## [Data extracted from a collection]
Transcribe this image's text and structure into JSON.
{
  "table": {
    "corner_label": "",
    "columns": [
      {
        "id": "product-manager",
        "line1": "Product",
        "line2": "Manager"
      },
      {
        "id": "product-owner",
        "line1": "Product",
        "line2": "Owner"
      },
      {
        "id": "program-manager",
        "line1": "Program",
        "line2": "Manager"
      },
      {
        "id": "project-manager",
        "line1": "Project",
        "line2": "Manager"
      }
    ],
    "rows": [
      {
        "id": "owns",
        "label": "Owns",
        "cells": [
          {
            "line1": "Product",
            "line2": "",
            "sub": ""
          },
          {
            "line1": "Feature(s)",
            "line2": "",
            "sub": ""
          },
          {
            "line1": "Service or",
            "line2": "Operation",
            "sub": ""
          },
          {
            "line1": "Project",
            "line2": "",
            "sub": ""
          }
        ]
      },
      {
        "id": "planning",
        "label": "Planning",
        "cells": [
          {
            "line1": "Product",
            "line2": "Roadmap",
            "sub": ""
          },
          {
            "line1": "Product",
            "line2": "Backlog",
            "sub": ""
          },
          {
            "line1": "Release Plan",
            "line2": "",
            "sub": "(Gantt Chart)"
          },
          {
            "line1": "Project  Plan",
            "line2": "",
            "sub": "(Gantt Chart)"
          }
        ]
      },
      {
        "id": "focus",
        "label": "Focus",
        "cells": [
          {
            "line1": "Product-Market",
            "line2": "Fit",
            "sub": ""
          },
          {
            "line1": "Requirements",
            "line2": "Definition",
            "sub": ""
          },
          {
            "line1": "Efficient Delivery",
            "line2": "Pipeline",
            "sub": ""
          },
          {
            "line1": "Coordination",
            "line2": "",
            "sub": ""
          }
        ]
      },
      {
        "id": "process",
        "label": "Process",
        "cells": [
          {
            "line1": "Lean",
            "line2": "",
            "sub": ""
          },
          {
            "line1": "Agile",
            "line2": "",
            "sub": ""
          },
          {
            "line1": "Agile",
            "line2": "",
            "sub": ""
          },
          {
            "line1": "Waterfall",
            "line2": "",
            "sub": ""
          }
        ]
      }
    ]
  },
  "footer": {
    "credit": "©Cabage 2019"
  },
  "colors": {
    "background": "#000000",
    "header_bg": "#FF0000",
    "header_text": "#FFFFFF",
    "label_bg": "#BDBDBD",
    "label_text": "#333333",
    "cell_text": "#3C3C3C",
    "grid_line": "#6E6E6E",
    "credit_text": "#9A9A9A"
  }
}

## [Written problem]
Please return the data above exactly as given.

## [Correct response]
Transcribe this image's text and structure into JSON.
{
  "table": {
    "corner_label": "",
    "columns": [
      {
        "id": "product-manager",
        "line1": "Product",
        "line2": "Manager"
      },
      {
        "id": "product-owner",
        "line1": "Product",
        "line2": "Owner"
      },
      {
        "id": "program-manager",
        "line1": "Program",
        "line2": "Manager"
      },
      {
        "id": "project-manager",
        "line1": "Project",
        "line2": "Manager"
      }
    ],
    "rows": [
      {
        "id": "owns",
        "label": "Owns",
        "cells": [
          {
            "line1": "Product",
            "line2": "",
            "sub": ""
          },
          {
            "line1": "Feature(s)",
            "line2": "",
            "sub": ""
          },
          {
            "line1": "Service or",
            "line2": "Operation",
            "sub": ""
          },
          {
            "line1": "Project",
            "line2": "",
            "sub": ""
          }
        ]
      },
      {
        "id": "planning",
        "label": "Planning",
        "cells": [
          {
            "line1": "Product",
            "line2": "Roadmap",
            "sub": ""
          },
          {
            "line1": "Product",
            "line2": "Backlog",
            "sub": ""
          },
          {
            "line1": "Release Plan",
            "line2": "",
            "sub": "(Gantt Chart)"
          },
          {
            "line1": "Project  Plan",
            "line2": "",
            "sub": "(Gantt Chart)"
          }
        ]
      },
      {
        "id": "focus",
        "label": "Focus",
        "cells": [
          {
            "line1": "Product-Market",
            "line2": "Fit",
            "sub": ""
          },
          {
            "line1": "Requirements",
            "line2": "Definition",
            "sub": ""
          },
          {
            "line1": "Efficient Delivery",
            "line2": "Pipeline",
            "sub": ""
          },
          {
            "line1": "Coordination",
            "line2": "",
            "sub": ""
          }
        ]
      },
      {
        "id": "process",
        "label": "Process",
        "cells": [
          {
            "line1": "Lean",
            "line2": "",
            "sub": ""
          },
          {
            "line1": "Agile",
            "line2": "",
            "sub": ""
          },
          {
            "line1": "Agile",
            "line2": "",
            "sub": ""
          },
          {
            "line1": "Waterfall",
            "line2": "",
            "sub": ""
          }
        ]
      }
    ]
  },
  "footer": {
    "credit": "©Cabage 2019"
  },
  "colors": {
    "background": "#000000",
    "header_bg": "#FF0000",
    "header_text": "#FFFFFF",
    "label_bg": "#BDBDBD",
    "label_text": "#333333",
    "cell_text": "#3C3C3C",
    "grid_line": "#6E6E6E",
    "credit_text": "#9A9A9A"
  }
}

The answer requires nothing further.